◆ Task directions ◆
Pick out the lines in the listing below that contain the word "this" and copy them.

◆ Data provided ◆
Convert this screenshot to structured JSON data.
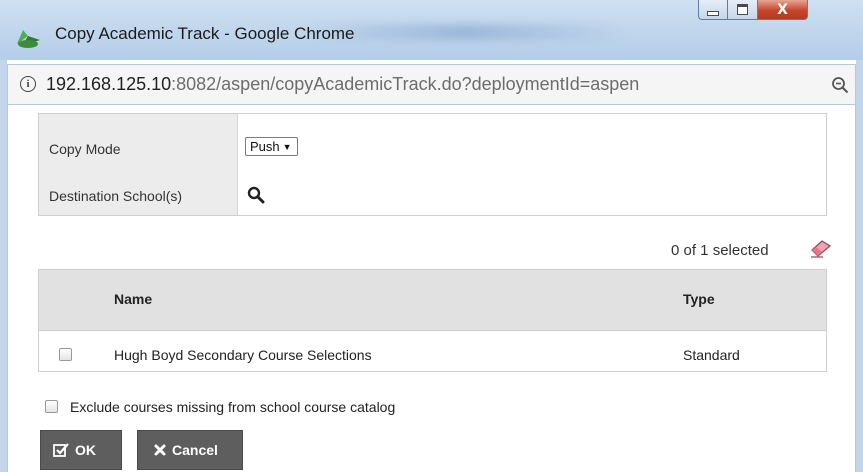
{
  "window": {
    "title": "Copy Academic Track - Google Chrome",
    "close_glyph": "X"
  },
  "address": {
    "url_host": "192.168.125.10",
    "url_rest": ":8082/aspen/copyAcademicTrack.do?deploymentId=aspen",
    "info_glyph": "i"
  },
  "form": {
    "copy_mode_label": "Copy Mode",
    "copy_mode_value": "Push",
    "destination_label": "Destination School(s)"
  },
  "selection": {
    "count_text": "0 of 1 selected"
  },
  "table": {
    "columns": [
      "Name",
      "Type"
    ],
    "rows": [
      {
        "name": "Hugh Boyd Secondary Course Selections",
        "type": "Standard",
        "checked": false
      }
    ]
  },
  "options": {
    "exclude_label": "Exclude courses missing from school course catalog"
  },
  "buttons": {
    "ok_label": "OK",
    "cancel_label": "Cancel"
  },
  "icons": {
    "app": "chrome-app-icon",
    "info": "info-icon",
    "zoom": "zoom-icon",
    "search": "search-icon",
    "eraser": "eraser-icon",
    "ok": "checkbox-icon",
    "cancel": "x-icon"
  },
  "colors": {
    "titlebar": "#b4cde8",
    "close_button": "#c7462c",
    "header_row": "#e1e1e1",
    "button_bg": "#5e5e5e",
    "eraser": "#e8758a"
  }
}
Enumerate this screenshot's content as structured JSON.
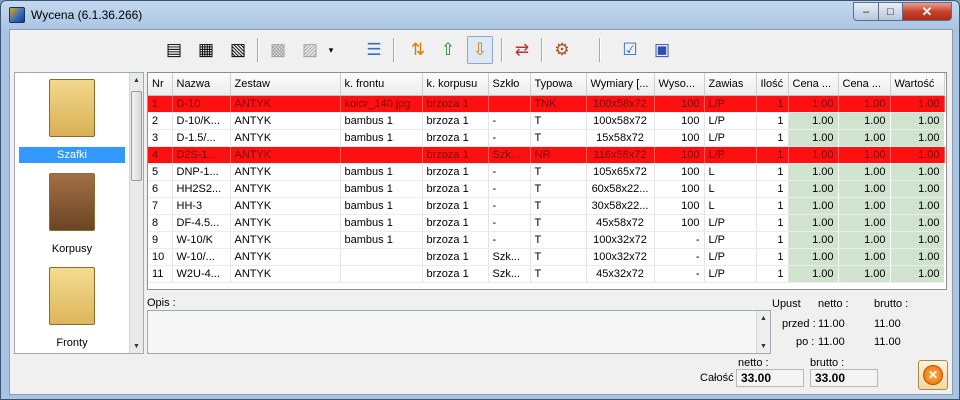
{
  "window": {
    "title": "Wycena (6.1.36.266)",
    "minimize": "–",
    "maximize": "□",
    "close": "✕"
  },
  "categories": [
    {
      "label": "Szafki"
    },
    {
      "label": "Korpusy"
    },
    {
      "label": "Fronty"
    }
  ],
  "table": {
    "columns": [
      "Nr",
      "Nazwa",
      "Zestaw",
      "k. frontu",
      "k. korpusu",
      "Szkło",
      "Typowa",
      "Wymiary [...",
      "Wyso...",
      "Zawias",
      "Ilość",
      "Cena ...",
      "Cena ...",
      "Wartość"
    ],
    "rows": [
      {
        "nr": "1",
        "nazwa": "D-10",
        "zestaw": "ANTYK",
        "kfrontu": "kolor_140.jpg",
        "kkorpusu": "brzoza 1",
        "szklo": "",
        "typowa": "TNK",
        "wymiary": "100x58x72",
        "wys": "100",
        "zawias": "L/P",
        "ilosc": "1",
        "cena1": "1.00",
        "cena2": "1.00",
        "wartosc": "1.00",
        "error": true
      },
      {
        "nr": "2",
        "nazwa": "D-10/K...",
        "zestaw": "ANTYK",
        "kfrontu": "bambus 1",
        "kkorpusu": "brzoza 1",
        "szklo": "-",
        "typowa": "T",
        "wymiary": "100x58x72",
        "wys": "100",
        "zawias": "L/P",
        "ilosc": "1",
        "cena1": "1.00",
        "cena2": "1.00",
        "wartosc": "1.00",
        "error": false
      },
      {
        "nr": "3",
        "nazwa": "D-1.5/...",
        "zestaw": "ANTYK",
        "kfrontu": "bambus 1",
        "kkorpusu": "brzoza 1",
        "szklo": "-",
        "typowa": "T",
        "wymiary": "15x58x72",
        "wys": "100",
        "zawias": "L/P",
        "ilosc": "1",
        "cena1": "1.00",
        "cena2": "1.00",
        "wartosc": "1.00",
        "error": false
      },
      {
        "nr": "4",
        "nazwa": "D2S-1...",
        "zestaw": "ANTYK",
        "kfrontu": "",
        "kkorpusu": "brzoza 1",
        "szklo": "Szk...",
        "typowa": "NR",
        "wymiary": "116x58x72",
        "wys": "100",
        "zawias": "L/P",
        "ilosc": "1",
        "cena1": "1.00",
        "cena2": "1.00",
        "wartosc": "1.00",
        "error": true
      },
      {
        "nr": "5",
        "nazwa": "DNP-1...",
        "zestaw": "ANTYK",
        "kfrontu": "bambus 1",
        "kkorpusu": "brzoza 1",
        "szklo": "-",
        "typowa": "T",
        "wymiary": "105x65x72",
        "wys": "100",
        "zawias": "L",
        "ilosc": "1",
        "cena1": "1.00",
        "cena2": "1.00",
        "wartosc": "1.00",
        "error": false
      },
      {
        "nr": "6",
        "nazwa": "HH2S2...",
        "zestaw": "ANTYK",
        "kfrontu": "bambus 1",
        "kkorpusu": "brzoza 1",
        "szklo": "-",
        "typowa": "T",
        "wymiary": "60x58x22...",
        "wys": "100",
        "zawias": "L",
        "ilosc": "1",
        "cena1": "1.00",
        "cena2": "1.00",
        "wartosc": "1.00",
        "error": false
      },
      {
        "nr": "7",
        "nazwa": "HH-3",
        "zestaw": "ANTYK",
        "kfrontu": "bambus 1",
        "kkorpusu": "brzoza 1",
        "szklo": "-",
        "typowa": "T",
        "wymiary": "30x58x22...",
        "wys": "100",
        "zawias": "L",
        "ilosc": "1",
        "cena1": "1.00",
        "cena2": "1.00",
        "wartosc": "1.00",
        "error": false
      },
      {
        "nr": "8",
        "nazwa": "DF-4.5...",
        "zestaw": "ANTYK",
        "kfrontu": "bambus 1",
        "kkorpusu": "brzoza 1",
        "szklo": "-",
        "typowa": "T",
        "wymiary": "45x58x72",
        "wys": "100",
        "zawias": "L/P",
        "ilosc": "1",
        "cena1": "1.00",
        "cena2": "1.00",
        "wartosc": "1.00",
        "error": false
      },
      {
        "nr": "9",
        "nazwa": "W-10/K",
        "zestaw": "ANTYK",
        "kfrontu": "bambus 1",
        "kkorpusu": "brzoza 1",
        "szklo": "-",
        "typowa": "T",
        "wymiary": "100x32x72",
        "wys": "-",
        "zawias": "L/P",
        "ilosc": "1",
        "cena1": "1.00",
        "cena2": "1.00",
        "wartosc": "1.00",
        "error": false
      },
      {
        "nr": "10",
        "nazwa": "W-10/...",
        "zestaw": "ANTYK",
        "kfrontu": "",
        "kkorpusu": "brzoza 1",
        "szklo": "Szk...",
        "typowa": "T",
        "wymiary": "100x32x72",
        "wys": "-",
        "zawias": "L/P",
        "ilosc": "1",
        "cena1": "1.00",
        "cena2": "1.00",
        "wartosc": "1.00",
        "error": false
      },
      {
        "nr": "11",
        "nazwa": "W2U-4...",
        "zestaw": "ANTYK",
        "kfrontu": "",
        "kkorpusu": "brzoza 1",
        "szklo": "Szk...",
        "typowa": "T",
        "wymiary": "45x32x72",
        "wys": "-",
        "zawias": "L/P",
        "ilosc": "1",
        "cena1": "1.00",
        "cena2": "1.00",
        "wartosc": "1.00",
        "error": false
      }
    ]
  },
  "opis": {
    "label": "Opis :",
    "value": ""
  },
  "summary": {
    "upust": "Upust",
    "netto_h": "netto :",
    "brutto_h": "brutto :",
    "przed_label": "przed :",
    "przed_netto": "11.00",
    "przed_brutto": "11.00",
    "po_label": "po :",
    "po_netto": "11.00",
    "po_brutto": "11.00"
  },
  "totals": {
    "label": "Całość :",
    "netto_h": "netto :",
    "brutto_h": "brutto :",
    "netto": "33.00",
    "brutto": "33.00"
  },
  "colors": {
    "error_row": "#ff1010",
    "price_cell": "#cfe3cf",
    "selection": "#3399ff"
  }
}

◆ Exercise result ◆
Convert this screenshot to structured JSON data.
Enumerate this screenshot's content as structured JSON.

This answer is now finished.